Seattle gets plenty of rain, so it proves only fitting that the city’s baseball team plays in the only North American stadium fitted with an umbrella.

When designing Safeco Field and preparing it for its 1999 opening, NBBJ architect Dan Meis, now with Woods Bagot, had to give the field—and fans—protection from the rain, but move the roof design and interior stadium ambiance as far away from a Kingdome-esque feeling as a Ken Griffey Jr. home run blast.

“The technology of retractable roofs was pretty novel at the time,” Meis told SI.com. “There had been a few. With Safeco, the realization early on was whether it rains or not, (a roof) protects the ability to sell season tickets. It was seen as pretty critical.”

But in no way could designers create a heavy, ominous dome, especially given the countrywide success of the new style of open parks at the time and the local fans’ collective understanding of the concrete monstrosity that was the Kingdome. Couple those cultural persuasions with a goal of fitting Safeco into the historical context of neighboring Pioneer Square, and for Meis, the question became: “Can you do this big roof and not make it feel like this giant monster?”

Parts of the exercise
A) According to the Safeco Field passage, in what year did Safeco Field open?
B) Summarize the Safeco Field passage in two sentences.
C) Reproduce the Safeco Field passage word for word, from "Seattle gets plenty of rain, so" up to and including "with an umbrella.".

Dataset section

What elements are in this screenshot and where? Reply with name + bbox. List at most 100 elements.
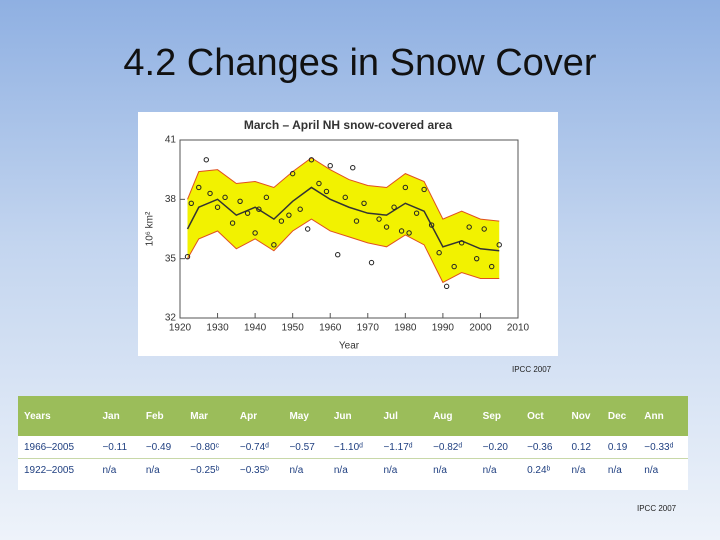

Correct answers
A) 1999

B) When designing Safeco Field for its 1999 opening, architect Dan Meis had to protect the field and fans from Seattle's rain, and a roof was seen as critical to protecting season ticket sales. The roof could not feel like a heavy, ominous dome such as the Kingdome, and the stadium also had to fit the historical context of neighboring Pioneer Square.

C)
Seattle gets plenty of rain, so it proves only fitting that the city’s baseball team plays in the only North American stadium fitted with an umbrella.